[Provided information]

— Start —

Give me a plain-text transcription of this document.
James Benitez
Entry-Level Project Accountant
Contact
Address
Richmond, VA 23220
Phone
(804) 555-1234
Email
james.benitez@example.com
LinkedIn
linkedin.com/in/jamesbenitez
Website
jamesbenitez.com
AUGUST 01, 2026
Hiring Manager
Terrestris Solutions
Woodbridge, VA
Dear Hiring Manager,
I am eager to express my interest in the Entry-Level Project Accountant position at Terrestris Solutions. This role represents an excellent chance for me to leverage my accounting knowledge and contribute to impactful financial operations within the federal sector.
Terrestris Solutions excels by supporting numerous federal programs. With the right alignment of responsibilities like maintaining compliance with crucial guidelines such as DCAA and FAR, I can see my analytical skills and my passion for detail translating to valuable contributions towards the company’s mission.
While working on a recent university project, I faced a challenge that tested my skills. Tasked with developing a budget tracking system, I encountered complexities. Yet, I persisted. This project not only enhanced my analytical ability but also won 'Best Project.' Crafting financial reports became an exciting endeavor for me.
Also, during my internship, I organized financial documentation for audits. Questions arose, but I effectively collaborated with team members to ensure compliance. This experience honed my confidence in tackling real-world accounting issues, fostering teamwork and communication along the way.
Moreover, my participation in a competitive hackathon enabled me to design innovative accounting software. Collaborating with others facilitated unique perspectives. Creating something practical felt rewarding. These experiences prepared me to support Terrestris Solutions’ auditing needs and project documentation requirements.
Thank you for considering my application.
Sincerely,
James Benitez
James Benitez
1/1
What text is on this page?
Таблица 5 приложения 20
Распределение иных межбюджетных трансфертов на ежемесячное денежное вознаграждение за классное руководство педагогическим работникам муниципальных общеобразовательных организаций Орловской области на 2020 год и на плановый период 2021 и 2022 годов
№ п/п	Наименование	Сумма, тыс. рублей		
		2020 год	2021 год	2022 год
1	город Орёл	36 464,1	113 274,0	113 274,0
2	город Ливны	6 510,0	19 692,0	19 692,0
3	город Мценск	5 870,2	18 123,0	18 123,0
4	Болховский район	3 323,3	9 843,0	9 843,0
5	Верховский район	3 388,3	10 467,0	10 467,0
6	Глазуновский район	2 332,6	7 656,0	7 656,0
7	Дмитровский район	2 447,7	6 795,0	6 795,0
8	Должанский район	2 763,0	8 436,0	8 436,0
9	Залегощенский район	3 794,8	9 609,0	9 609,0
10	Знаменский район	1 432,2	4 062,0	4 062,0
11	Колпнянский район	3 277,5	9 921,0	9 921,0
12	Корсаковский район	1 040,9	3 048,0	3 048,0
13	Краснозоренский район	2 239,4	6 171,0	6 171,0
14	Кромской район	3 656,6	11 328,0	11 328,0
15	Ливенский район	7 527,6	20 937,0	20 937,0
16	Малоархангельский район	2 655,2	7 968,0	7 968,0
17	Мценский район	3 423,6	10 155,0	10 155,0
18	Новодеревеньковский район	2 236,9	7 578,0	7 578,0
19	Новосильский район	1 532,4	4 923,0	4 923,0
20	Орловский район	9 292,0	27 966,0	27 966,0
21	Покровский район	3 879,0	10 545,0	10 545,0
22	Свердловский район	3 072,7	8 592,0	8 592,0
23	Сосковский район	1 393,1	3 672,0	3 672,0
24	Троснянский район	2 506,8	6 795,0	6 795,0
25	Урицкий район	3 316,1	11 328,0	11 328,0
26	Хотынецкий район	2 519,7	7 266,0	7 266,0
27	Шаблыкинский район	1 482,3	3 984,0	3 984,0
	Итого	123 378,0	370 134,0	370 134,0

— End —

[Given exercise]
Write out the data exactly as it stands.

[Task answer]
Give me a plain-text transcription of this document.
James Benitez
Entry-Level Project Accountant
Contact
Address
Richmond, VA 23220
Phone
(804) 555-1234
Email
james.benitez@example.com
LinkedIn
linkedin.com/in/jamesbenitez
Website
jamesbenitez.com
AUGUST 01, 2026
Hiring Manager
Terrestris Solutions
Woodbridge, VA
Dear Hiring Manager,
I am eager to express my interest in the Entry-Level Project Accountant position at Terrestris Solutions. This role represents an excellent chance for me to leverage my accounting knowledge and contribute to impactful financial operations within the federal sector.
Terrestris Solutions excels by supporting numerous federal programs. With the right alignment of responsibilities like maintaining compliance with crucial guidelines such as DCAA and FAR, I can see my analytical skills and my passion for detail translating to valuable contributions towards the company’s mission.
While working on a recent university project, I faced a challenge that tested my skills. Tasked with developing a budget tracking system, I encountered complexities. Yet, I persisted. This project not only enhanced my analytical ability but also won 'Best Project.' Crafting financial reports became an exciting endeavor for me.
Also, during my internship, I organized financial documentation for audits. Questions arose, but I effectively collaborated with team members to ensure compliance. This experience honed my confidence in tackling real-world accounting issues, fostering teamwork and communication along the way.
Moreover, my participation in a competitive hackathon enabled me to design innovative accounting software. Collaborating with others facilitated unique perspectives. Creating something practical felt rewarding. These experiences prepared me to support Terrestris Solutions’ auditing needs and project documentation requirements.
Thank you for considering my application.
Sincerely,
James Benitez
James Benitez
1/1
What text is on this page?
Таблица 5 приложения 20
Распределение иных межбюджетных трансфертов на ежемесячное денежное вознаграждение за классное руководство педагогическим работникам муниципальных общеобразовательных организаций Орловской области на 2020 год и на плановый период 2021 и 2022 годов
№ п/п	Наименование	Сумма, тыс. рублей		
		2020 год	2021 год	2022 год
1	город Орёл	36 464,1	113 274,0	113 274,0
2	город Ливны	6 510,0	19 692,0	19 692,0
3	город Мценск	5 870,2	18 123,0	18 123,0
4	Болховский район	3 323,3	9 843,0	9 843,0
5	Верховский район	3 388,3	10 467,0	10 467,0
6	Глазуновский район	2 332,6	7 656,0	7 656,0
7	Дмитровский район	2 447,7	6 795,0	6 795,0
8	Должанский район	2 763,0	8 436,0	8 436,0
9	Залегощенский район	3 794,8	9 609,0	9 609,0
10	Знаменский район	1 432,2	4 062,0	4 062,0
11	Колпнянский район	3 277,5	9 921,0	9 921,0
12	Корсаковский район	1 040,9	3 048,0	3 048,0
13	Краснозоренский район	2 239,4	6 171,0	6 171,0
14	Кромской район	3 656,6	11 328,0	11 328,0
15	Ливенский район	7 527,6	20 937,0	20 937,0
16	Малоархангельский район	2 655,2	7 968,0	7 968,0
17	Мценский район	3 423,6	10 155,0	10 155,0
18	Новодеревеньковский район	2 236,9	7 578,0	7 578,0
19	Новосильский район	1 532,4	4 923,0	4 923,0
20	Орловский район	9 292,0	27 966,0	27 966,0
21	Покровский район	3 879,0	10 545,0	10 545,0
22	Свердловский район	3 072,7	8 592,0	8 592,0
23	Сосковский район	1 393,1	3 672,0	3 672,0
24	Троснянский район	2 506,8	6 795,0	6 795,0
25	Урицкий район	3 316,1	11 328,0	11 328,0
26	Хотынецкий район	2 519,7	7 266,0	7 266,0
27	Шаблыкинский район	1 482,3	3 984,0	3 984,0
	Итого	123 378,0	370 134,0	370 134,0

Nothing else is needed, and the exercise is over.